#### What needs to be done:
Determine how many lines contain the string "this", then reply with that figure only.
Begin Provided data
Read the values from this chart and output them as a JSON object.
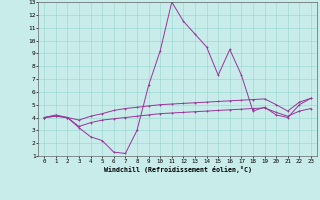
{
  "xlabel": "Windchill (Refroidissement éolien,°C)",
  "xlim": [
    -0.5,
    23.5
  ],
  "ylim": [
    1,
    13
  ],
  "yticks": [
    1,
    2,
    3,
    4,
    5,
    6,
    7,
    8,
    9,
    10,
    11,
    12,
    13
  ],
  "xticks": [
    0,
    1,
    2,
    3,
    4,
    5,
    6,
    7,
    8,
    9,
    10,
    11,
    12,
    13,
    14,
    15,
    16,
    17,
    18,
    19,
    20,
    21,
    22,
    23
  ],
  "background_color": "#c8ecea",
  "grid_color": "#a0d8d4",
  "line_color": "#993399",
  "line1_x": [
    0,
    1,
    2,
    3,
    4,
    5,
    6,
    7,
    8,
    9,
    10,
    11,
    12,
    13,
    14,
    15,
    16,
    17,
    18,
    19,
    20,
    21,
    22,
    23
  ],
  "line1_y": [
    4.0,
    4.1,
    4.0,
    3.3,
    3.6,
    3.8,
    3.9,
    4.0,
    4.1,
    4.2,
    4.3,
    4.35,
    4.4,
    4.45,
    4.5,
    4.55,
    4.6,
    4.65,
    4.7,
    4.75,
    4.4,
    4.1,
    4.5,
    4.7
  ],
  "line2_x": [
    0,
    1,
    2,
    3,
    4,
    5,
    6,
    7,
    8,
    9,
    10,
    11,
    12,
    13,
    14,
    15,
    16,
    17,
    18,
    19,
    20,
    21,
    22,
    23
  ],
  "line2_y": [
    4.0,
    4.2,
    4.0,
    3.2,
    2.5,
    2.2,
    1.3,
    1.2,
    3.0,
    6.5,
    9.2,
    13.0,
    11.5,
    10.5,
    9.5,
    7.3,
    9.3,
    7.3,
    4.5,
    4.8,
    4.2,
    4.0,
    5.0,
    5.5
  ],
  "line3_x": [
    0,
    1,
    2,
    3,
    4,
    5,
    6,
    7,
    8,
    9,
    10,
    11,
    12,
    13,
    14,
    15,
    16,
    17,
    18,
    19,
    20,
    21,
    22,
    23
  ],
  "line3_y": [
    4.0,
    4.1,
    4.0,
    3.8,
    4.1,
    4.3,
    4.55,
    4.7,
    4.8,
    4.9,
    5.0,
    5.05,
    5.1,
    5.15,
    5.2,
    5.25,
    5.3,
    5.35,
    5.4,
    5.45,
    5.0,
    4.5,
    5.2,
    5.5
  ]
}
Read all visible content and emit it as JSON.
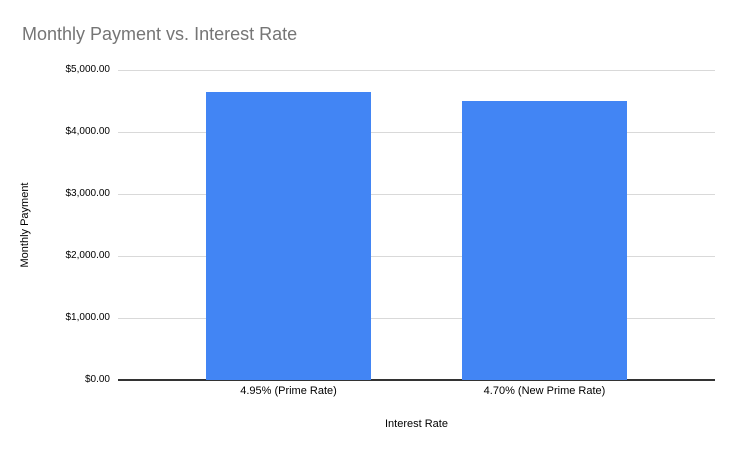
{
  "chart_data": {
    "type": "bar",
    "title": "Monthly Payment vs. Interest Rate",
    "xlabel": "Interest Rate",
    "ylabel": "Monthly Payment",
    "categories": [
      "4.95% (Prime Rate)",
      "4.70% (New Prime Rate)"
    ],
    "values": [
      4645,
      4500
    ],
    "ylim": [
      0,
      5000
    ],
    "y_ticks": [
      {
        "value": 0,
        "label": "$0.00"
      },
      {
        "value": 1000,
        "label": "$1,000.00"
      },
      {
        "value": 2000,
        "label": "$2,000.00"
      },
      {
        "value": 3000,
        "label": "$3,000.00"
      },
      {
        "value": 4000,
        "label": "$4,000.00"
      },
      {
        "value": 5000,
        "label": "$5,000.00"
      }
    ],
    "grid": true,
    "legend": "none",
    "colors": {
      "bar": "#4285f4",
      "title_text": "#757575",
      "axis_text": "#000000",
      "gridline": "#d9d9d9",
      "axis_line": "#333333",
      "background": "#ffffff"
    }
  }
}
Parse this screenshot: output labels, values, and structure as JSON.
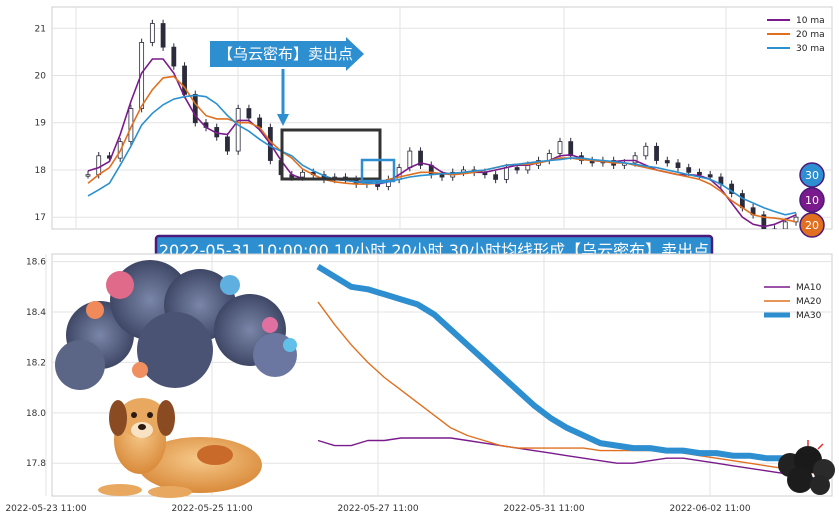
End Provided data
#### Final result:
2